--- Start of Data supplied ---

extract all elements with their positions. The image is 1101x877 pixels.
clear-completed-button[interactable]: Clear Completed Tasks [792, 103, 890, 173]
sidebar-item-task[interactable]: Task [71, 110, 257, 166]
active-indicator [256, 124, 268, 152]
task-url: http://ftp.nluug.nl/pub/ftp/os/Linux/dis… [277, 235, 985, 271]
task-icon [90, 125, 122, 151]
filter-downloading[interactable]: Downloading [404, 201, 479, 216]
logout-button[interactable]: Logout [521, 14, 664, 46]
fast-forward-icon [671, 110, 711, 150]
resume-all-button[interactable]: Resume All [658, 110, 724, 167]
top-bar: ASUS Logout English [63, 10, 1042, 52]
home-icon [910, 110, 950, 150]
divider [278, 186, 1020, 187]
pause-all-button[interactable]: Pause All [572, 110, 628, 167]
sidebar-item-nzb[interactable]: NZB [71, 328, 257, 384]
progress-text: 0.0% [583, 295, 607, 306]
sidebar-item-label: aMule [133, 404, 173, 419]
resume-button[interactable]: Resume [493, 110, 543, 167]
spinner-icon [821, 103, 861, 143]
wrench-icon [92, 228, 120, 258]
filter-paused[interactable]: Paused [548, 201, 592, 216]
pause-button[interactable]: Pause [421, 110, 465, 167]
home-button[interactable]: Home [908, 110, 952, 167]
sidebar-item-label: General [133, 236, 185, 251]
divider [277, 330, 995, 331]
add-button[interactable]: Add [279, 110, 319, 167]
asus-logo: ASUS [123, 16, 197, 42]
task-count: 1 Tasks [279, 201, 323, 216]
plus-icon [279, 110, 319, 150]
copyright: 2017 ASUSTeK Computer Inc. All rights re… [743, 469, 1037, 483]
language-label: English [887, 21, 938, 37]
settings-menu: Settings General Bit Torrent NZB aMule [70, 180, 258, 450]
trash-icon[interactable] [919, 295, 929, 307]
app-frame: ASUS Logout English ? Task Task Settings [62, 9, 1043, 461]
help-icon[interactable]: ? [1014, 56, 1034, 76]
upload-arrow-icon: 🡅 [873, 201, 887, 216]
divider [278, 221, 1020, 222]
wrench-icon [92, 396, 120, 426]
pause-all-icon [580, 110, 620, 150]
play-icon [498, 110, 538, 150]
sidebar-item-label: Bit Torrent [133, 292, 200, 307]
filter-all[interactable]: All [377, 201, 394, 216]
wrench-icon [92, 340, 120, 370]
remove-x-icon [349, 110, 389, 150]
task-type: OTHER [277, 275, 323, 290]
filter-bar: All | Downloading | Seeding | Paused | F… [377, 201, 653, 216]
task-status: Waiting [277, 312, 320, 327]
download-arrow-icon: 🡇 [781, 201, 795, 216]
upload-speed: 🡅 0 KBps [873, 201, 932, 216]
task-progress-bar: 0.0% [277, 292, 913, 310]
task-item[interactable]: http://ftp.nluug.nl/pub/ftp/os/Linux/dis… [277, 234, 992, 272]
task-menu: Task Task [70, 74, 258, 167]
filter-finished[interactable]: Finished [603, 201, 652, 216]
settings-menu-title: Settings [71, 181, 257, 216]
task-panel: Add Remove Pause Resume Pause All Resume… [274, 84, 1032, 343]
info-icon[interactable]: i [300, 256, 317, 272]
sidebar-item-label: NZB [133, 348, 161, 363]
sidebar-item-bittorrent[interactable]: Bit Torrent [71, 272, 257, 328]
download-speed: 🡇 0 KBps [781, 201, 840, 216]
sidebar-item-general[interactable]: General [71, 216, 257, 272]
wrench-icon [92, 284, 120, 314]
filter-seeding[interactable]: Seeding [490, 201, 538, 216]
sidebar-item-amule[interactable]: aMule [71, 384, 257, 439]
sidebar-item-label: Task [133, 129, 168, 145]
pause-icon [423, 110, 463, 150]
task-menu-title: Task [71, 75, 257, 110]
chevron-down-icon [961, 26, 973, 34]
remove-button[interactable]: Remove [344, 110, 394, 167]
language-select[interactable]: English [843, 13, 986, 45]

--- End of Data supplied ---

● Work to complete
Print every line of the records above again without any change.

● Result of the task
extract all elements with their positions. The image is 1101x877 pixels.
clear-completed-button[interactable]: Clear Completed Tasks [792, 103, 890, 173]
sidebar-item-task[interactable]: Task [71, 110, 257, 166]
active-indicator [256, 124, 268, 152]
task-url: http://ftp.nluug.nl/pub/ftp/os/Linux/dis… [277, 235, 985, 271]
task-icon [90, 125, 122, 151]
filter-downloading[interactable]: Downloading [404, 201, 479, 216]
logout-button[interactable]: Logout [521, 14, 664, 46]
fast-forward-icon [671, 110, 711, 150]
resume-all-button[interactable]: Resume All [658, 110, 724, 167]
top-bar: ASUS Logout English [63, 10, 1042, 52]
home-icon [910, 110, 950, 150]
divider [278, 186, 1020, 187]
pause-all-button[interactable]: Pause All [572, 110, 628, 167]
sidebar-item-nzb[interactable]: NZB [71, 328, 257, 384]
progress-text: 0.0% [583, 295, 607, 306]
sidebar-item-label: aMule [133, 404, 173, 419]
resume-button[interactable]: Resume [493, 110, 543, 167]
spinner-icon [821, 103, 861, 143]
wrench-icon [92, 228, 120, 258]
filter-paused[interactable]: Paused [548, 201, 592, 216]
pause-button[interactable]: Pause [421, 110, 465, 167]
home-button[interactable]: Home [908, 110, 952, 167]
sidebar-item-label: General [133, 236, 185, 251]
divider [277, 330, 995, 331]
add-button[interactable]: Add [279, 110, 319, 167]
asus-logo: ASUS [123, 16, 197, 42]
task-count: 1 Tasks [279, 201, 323, 216]
plus-icon [279, 110, 319, 150]
copyright: 2017 ASUSTeK Computer Inc. All rights re… [743, 469, 1037, 483]
language-label: English [887, 21, 938, 37]
settings-menu: Settings General Bit Torrent NZB aMule [70, 180, 258, 450]
trash-icon[interactable] [919, 295, 929, 307]
app-frame: ASUS Logout English ? Task Task Settings [62, 9, 1043, 461]
help-icon[interactable]: ? [1014, 56, 1034, 76]
upload-arrow-icon: 🡅 [873, 201, 887, 216]
divider [278, 221, 1020, 222]
wrench-icon [92, 396, 120, 426]
pause-all-icon [580, 110, 620, 150]
play-icon [498, 110, 538, 150]
sidebar-item-label: Bit Torrent [133, 292, 200, 307]
filter-all[interactable]: All [377, 201, 394, 216]
wrench-icon [92, 340, 120, 370]
remove-x-icon [349, 110, 389, 150]
task-type: OTHER [277, 275, 323, 290]
filter-bar: All | Downloading | Seeding | Paused | F… [377, 201, 653, 216]
task-status: Waiting [277, 312, 320, 327]
download-arrow-icon: 🡇 [781, 201, 795, 216]
upload-speed: 🡅 0 KBps [873, 201, 932, 216]
task-progress-bar: 0.0% [277, 292, 913, 310]
task-item[interactable]: http://ftp.nluug.nl/pub/ftp/os/Linux/dis… [277, 234, 992, 272]
task-menu: Task Task [70, 74, 258, 167]
filter-finished[interactable]: Finished [603, 201, 652, 216]
settings-menu-title: Settings [71, 181, 257, 216]
task-panel: Add Remove Pause Resume Pause All Resume… [274, 84, 1032, 343]
info-icon[interactable]: i [300, 256, 317, 272]
sidebar-item-label: NZB [133, 348, 161, 363]
sidebar-item-bittorrent[interactable]: Bit Torrent [71, 272, 257, 328]
download-speed: 🡇 0 KBps [781, 201, 840, 216]
sidebar-item-general[interactable]: General [71, 216, 257, 272]
wrench-icon [92, 284, 120, 314]
filter-seeding[interactable]: Seeding [490, 201, 538, 216]
sidebar-item-amule[interactable]: aMule [71, 384, 257, 439]
sidebar-item-label: Task [133, 129, 168, 145]
pause-icon [423, 110, 463, 150]
task-menu-title: Task [71, 75, 257, 110]
chevron-down-icon [961, 26, 973, 34]
remove-button[interactable]: Remove [344, 110, 394, 167]
language-select[interactable]: English [843, 13, 986, 45]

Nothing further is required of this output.